§ **WHAT IS EXPECTED**: Restate every entry word for word.

+++ STORED DATA

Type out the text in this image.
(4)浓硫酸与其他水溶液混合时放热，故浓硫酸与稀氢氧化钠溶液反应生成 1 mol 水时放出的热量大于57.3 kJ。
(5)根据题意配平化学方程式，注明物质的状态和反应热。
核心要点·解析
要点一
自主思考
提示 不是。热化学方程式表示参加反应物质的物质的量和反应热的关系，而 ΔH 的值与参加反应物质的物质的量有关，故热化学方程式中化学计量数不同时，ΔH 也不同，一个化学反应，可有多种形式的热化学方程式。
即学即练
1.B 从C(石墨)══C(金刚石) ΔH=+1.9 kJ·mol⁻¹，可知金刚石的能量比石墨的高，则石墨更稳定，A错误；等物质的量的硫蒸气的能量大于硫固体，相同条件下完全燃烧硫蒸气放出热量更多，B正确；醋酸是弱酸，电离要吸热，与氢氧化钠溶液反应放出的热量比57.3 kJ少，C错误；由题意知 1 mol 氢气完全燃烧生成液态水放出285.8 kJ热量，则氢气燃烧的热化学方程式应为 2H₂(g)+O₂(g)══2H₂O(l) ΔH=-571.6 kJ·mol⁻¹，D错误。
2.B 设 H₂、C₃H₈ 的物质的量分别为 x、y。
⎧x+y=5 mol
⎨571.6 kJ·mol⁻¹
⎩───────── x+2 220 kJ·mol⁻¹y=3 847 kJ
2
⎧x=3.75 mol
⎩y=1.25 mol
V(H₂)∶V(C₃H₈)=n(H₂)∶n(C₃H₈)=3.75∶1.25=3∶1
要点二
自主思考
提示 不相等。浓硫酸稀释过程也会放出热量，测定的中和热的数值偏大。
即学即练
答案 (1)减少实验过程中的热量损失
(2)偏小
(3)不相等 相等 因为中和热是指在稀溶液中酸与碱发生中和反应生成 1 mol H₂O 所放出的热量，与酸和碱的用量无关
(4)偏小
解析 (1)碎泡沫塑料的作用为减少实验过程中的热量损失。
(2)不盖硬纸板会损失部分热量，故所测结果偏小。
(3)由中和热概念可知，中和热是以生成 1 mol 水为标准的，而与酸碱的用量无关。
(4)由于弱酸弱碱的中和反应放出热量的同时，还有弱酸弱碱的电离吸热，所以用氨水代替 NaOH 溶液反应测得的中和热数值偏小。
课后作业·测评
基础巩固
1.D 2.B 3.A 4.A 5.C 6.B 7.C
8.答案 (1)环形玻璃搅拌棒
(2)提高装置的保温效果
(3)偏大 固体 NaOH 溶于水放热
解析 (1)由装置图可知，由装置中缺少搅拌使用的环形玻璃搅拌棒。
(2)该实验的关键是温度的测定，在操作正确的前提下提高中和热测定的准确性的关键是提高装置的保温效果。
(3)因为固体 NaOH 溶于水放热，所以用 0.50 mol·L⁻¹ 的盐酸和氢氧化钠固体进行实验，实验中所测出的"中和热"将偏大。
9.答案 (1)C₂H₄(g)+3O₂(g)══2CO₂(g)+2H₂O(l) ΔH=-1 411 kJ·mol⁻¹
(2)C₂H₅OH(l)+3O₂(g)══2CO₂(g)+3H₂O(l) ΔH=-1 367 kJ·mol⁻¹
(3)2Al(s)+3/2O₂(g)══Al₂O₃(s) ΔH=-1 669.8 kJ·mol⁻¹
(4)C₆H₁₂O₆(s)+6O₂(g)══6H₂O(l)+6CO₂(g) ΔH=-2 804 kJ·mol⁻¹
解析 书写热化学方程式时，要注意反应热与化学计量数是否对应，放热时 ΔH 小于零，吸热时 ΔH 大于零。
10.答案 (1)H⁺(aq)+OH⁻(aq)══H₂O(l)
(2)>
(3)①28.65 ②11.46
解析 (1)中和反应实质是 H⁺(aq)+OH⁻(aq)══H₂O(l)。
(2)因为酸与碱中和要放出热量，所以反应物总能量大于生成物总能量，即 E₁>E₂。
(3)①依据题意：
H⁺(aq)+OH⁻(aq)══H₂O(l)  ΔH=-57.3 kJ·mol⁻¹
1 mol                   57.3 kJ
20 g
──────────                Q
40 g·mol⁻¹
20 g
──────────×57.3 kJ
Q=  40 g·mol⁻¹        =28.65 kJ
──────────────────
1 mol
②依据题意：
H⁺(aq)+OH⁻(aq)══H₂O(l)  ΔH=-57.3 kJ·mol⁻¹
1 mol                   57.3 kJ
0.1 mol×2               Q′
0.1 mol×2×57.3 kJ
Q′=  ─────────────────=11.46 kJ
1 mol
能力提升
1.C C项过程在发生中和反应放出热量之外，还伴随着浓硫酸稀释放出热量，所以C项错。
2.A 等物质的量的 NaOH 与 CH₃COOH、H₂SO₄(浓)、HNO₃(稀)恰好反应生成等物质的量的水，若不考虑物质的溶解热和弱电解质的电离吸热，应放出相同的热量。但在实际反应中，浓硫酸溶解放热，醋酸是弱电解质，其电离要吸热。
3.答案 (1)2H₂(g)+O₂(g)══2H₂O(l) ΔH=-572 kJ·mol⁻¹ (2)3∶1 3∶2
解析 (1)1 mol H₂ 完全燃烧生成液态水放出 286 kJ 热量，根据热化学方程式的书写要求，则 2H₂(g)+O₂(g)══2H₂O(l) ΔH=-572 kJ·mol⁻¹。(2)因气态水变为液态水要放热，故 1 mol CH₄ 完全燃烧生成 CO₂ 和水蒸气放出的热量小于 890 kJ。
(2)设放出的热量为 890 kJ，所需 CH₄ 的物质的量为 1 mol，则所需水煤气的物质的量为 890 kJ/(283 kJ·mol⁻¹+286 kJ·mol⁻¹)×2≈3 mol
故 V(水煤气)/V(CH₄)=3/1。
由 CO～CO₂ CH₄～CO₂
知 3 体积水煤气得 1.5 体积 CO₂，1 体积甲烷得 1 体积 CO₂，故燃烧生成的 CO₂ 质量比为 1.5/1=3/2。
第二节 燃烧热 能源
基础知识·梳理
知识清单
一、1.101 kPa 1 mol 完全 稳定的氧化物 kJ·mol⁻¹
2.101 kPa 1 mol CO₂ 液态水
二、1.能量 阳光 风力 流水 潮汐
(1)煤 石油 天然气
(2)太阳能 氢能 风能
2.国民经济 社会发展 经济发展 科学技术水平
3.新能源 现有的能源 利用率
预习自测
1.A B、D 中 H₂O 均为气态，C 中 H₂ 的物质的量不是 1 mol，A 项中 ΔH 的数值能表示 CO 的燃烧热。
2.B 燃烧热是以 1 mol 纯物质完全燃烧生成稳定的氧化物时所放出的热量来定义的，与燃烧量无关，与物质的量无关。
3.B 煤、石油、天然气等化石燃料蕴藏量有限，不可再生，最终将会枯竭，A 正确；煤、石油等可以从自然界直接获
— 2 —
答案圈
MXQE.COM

++++++

§ **FULL RESPONSE**:
Type out the text in this image.
(4)浓硫酸与其他水溶液混合时放热，故浓硫酸与稀氢氧化钠溶液反应生成 1 mol 水时放出的热量大于57.3 kJ。
(5)根据题意配平化学方程式，注明物质的状态和反应热。
核心要点·解析
要点一
自主思考
提示 不是。热化学方程式表示参加反应物质的物质的量和反应热的关系，而 ΔH 的值与参加反应物质的物质的量有关，故热化学方程式中化学计量数不同时，ΔH 也不同，一个化学反应，可有多种形式的热化学方程式。
即学即练
1.B 从C(石墨)══C(金刚石) ΔH=+1.9 kJ·mol⁻¹，可知金刚石的能量比石墨的高，则石墨更稳定，A错误；等物质的量的硫蒸气的能量大于硫固体，相同条件下完全燃烧硫蒸气放出热量更多，B正确；醋酸是弱酸，电离要吸热，与氢氧化钠溶液反应放出的热量比57.3 kJ少，C错误；由题意知 1 mol 氢气完全燃烧生成液态水放出285.8 kJ热量，则氢气燃烧的热化学方程式应为 2H₂(g)+O₂(g)══2H₂O(l) ΔH=-571.6 kJ·mol⁻¹，D错误。
2.B 设 H₂、C₃H₈ 的物质的量分别为 x、y。
⎧x+y=5 mol
⎨571.6 kJ·mol⁻¹
⎩───────── x+2 220 kJ·mol⁻¹y=3 847 kJ
2
⎧x=3.75 mol
⎩y=1.25 mol
V(H₂)∶V(C₃H₈)=n(H₂)∶n(C₃H₈)=3.75∶1.25=3∶1
要点二
自主思考
提示 不相等。浓硫酸稀释过程也会放出热量，测定的中和热的数值偏大。
即学即练
答案 (1)减少实验过程中的热量损失
(2)偏小
(3)不相等 相等 因为中和热是指在稀溶液中酸与碱发生中和反应生成 1 mol H₂O 所放出的热量，与酸和碱的用量无关
(4)偏小
解析 (1)碎泡沫塑料的作用为减少实验过程中的热量损失。
(2)不盖硬纸板会损失部分热量，故所测结果偏小。
(3)由中和热概念可知，中和热是以生成 1 mol 水为标准的，而与酸碱的用量无关。
(4)由于弱酸弱碱的中和反应放出热量的同时，还有弱酸弱碱的电离吸热，所以用氨水代替 NaOH 溶液反应测得的中和热数值偏小。
课后作业·测评
基础巩固
1.D 2.B 3.A 4.A 5.C 6.B 7.C
8.答案 (1)环形玻璃搅拌棒
(2)提高装置的保温效果
(3)偏大 固体 NaOH 溶于水放热
解析 (1)由装置图可知，由装置中缺少搅拌使用的环形玻璃搅拌棒。
(2)该实验的关键是温度的测定，在操作正确的前提下提高中和热测定的准确性的关键是提高装置的保温效果。
(3)因为固体 NaOH 溶于水放热，所以用 0.50 mol·L⁻¹ 的盐酸和氢氧化钠固体进行实验，实验中所测出的"中和热"将偏大。
9.答案 (1)C₂H₄(g)+3O₂(g)══2CO₂(g)+2H₂O(l) ΔH=-1 411 kJ·mol⁻¹
(2)C₂H₅OH(l)+3O₂(g)══2CO₂(g)+3H₂O(l) ΔH=-1 367 kJ·mol⁻¹
(3)2Al(s)+3/2O₂(g)══Al₂O₃(s) ΔH=-1 669.8 kJ·mol⁻¹
(4)C₆H₁₂O₆(s)+6O₂(g)══6H₂O(l)+6CO₂(g) ΔH=-2 804 kJ·mol⁻¹
解析 书写热化学方程式时，要注意反应热与化学计量数是否对应，放热时 ΔH 小于零，吸热时 ΔH 大于零。
10.答案 (1)H⁺(aq)+OH⁻(aq)══H₂O(l)
(2)>
(3)①28.65 ②11.46
解析 (1)中和反应实质是 H⁺(aq)+OH⁻(aq)══H₂O(l)。
(2)因为酸与碱中和要放出热量，所以反应物总能量大于生成物总能量，即 E₁>E₂。
(3)①依据题意：
H⁺(aq)+OH⁻(aq)══H₂O(l)  ΔH=-57.3 kJ·mol⁻¹
1 mol                   57.3 kJ
20 g
──────────                Q
40 g·mol⁻¹
20 g
──────────×57.3 kJ
Q=  40 g·mol⁻¹        =28.65 kJ
──────────────────
1 mol
②依据题意：
H⁺(aq)+OH⁻(aq)══H₂O(l)  ΔH=-57.3 kJ·mol⁻¹
1 mol                   57.3 kJ
0.1 mol×2               Q′
0.1 mol×2×57.3 kJ
Q′=  ─────────────────=11.46 kJ
1 mol
能力提升
1.C C项过程在发生中和反应放出热量之外，还伴随着浓硫酸稀释放出热量，所以C项错。
2.A 等物质的量的 NaOH 与 CH₃COOH、H₂SO₄(浓)、HNO₃(稀)恰好反应生成等物质的量的水，若不考虑物质的溶解热和弱电解质的电离吸热，应放出相同的热量。但在实际反应中，浓硫酸溶解放热，醋酸是弱电解质，其电离要吸热。
3.答案 (1)2H₂(g)+O₂(g)══2H₂O(l) ΔH=-572 kJ·mol⁻¹ (2)3∶1 3∶2
解析 (1)1 mol H₂ 完全燃烧生成液态水放出 286 kJ 热量，根据热化学方程式的书写要求，则 2H₂(g)+O₂(g)══2H₂O(l) ΔH=-572 kJ·mol⁻¹。(2)因气态水变为液态水要放热，故 1 mol CH₄ 完全燃烧生成 CO₂ 和水蒸气放出的热量小于 890 kJ。
(2)设放出的热量为 890 kJ，所需 CH₄ 的物质的量为 1 mol，则所需水煤气的物质的量为 890 kJ/(283 kJ·mol⁻¹+286 kJ·mol⁻¹)×2≈3 mol
故 V(水煤气)/V(CH₄)=3/1。
由 CO～CO₂ CH₄～CO₂
知 3 体积水煤气得 1.5 体积 CO₂，1 体积甲烷得 1 体积 CO₂，故燃烧生成的 CO₂ 质量比为 1.5/1=3/2。
第二节 燃烧热 能源
基础知识·梳理
知识清单
一、1.101 kPa 1 mol 完全 稳定的氧化物 kJ·mol⁻¹
2.101 kPa 1 mol CO₂ 液态水
二、1.能量 阳光 风力 流水 潮汐
(1)煤 石油 天然气
(2)太阳能 氢能 风能
2.国民经济 社会发展 经济发展 科学技术水平
3.新能源 现有的能源 利用率
预习自测
1.A B、D 中 H₂O 均为气态，C 中 H₂ 的物质的量不是 1 mol，A 项中 ΔH 的数值能表示 CO 的燃烧热。
2.B 燃烧热是以 1 mol 纯物质完全燃烧生成稳定的氧化物时所放出的热量来定义的，与燃烧量无关，与物质的量无关。
3.B 煤、石油、天然气等化石燃料蕴藏量有限，不可再生，最终将会枯竭，A 正确；煤、石油等可以从自然界直接获
— 2 —
答案圈
MXQE.COM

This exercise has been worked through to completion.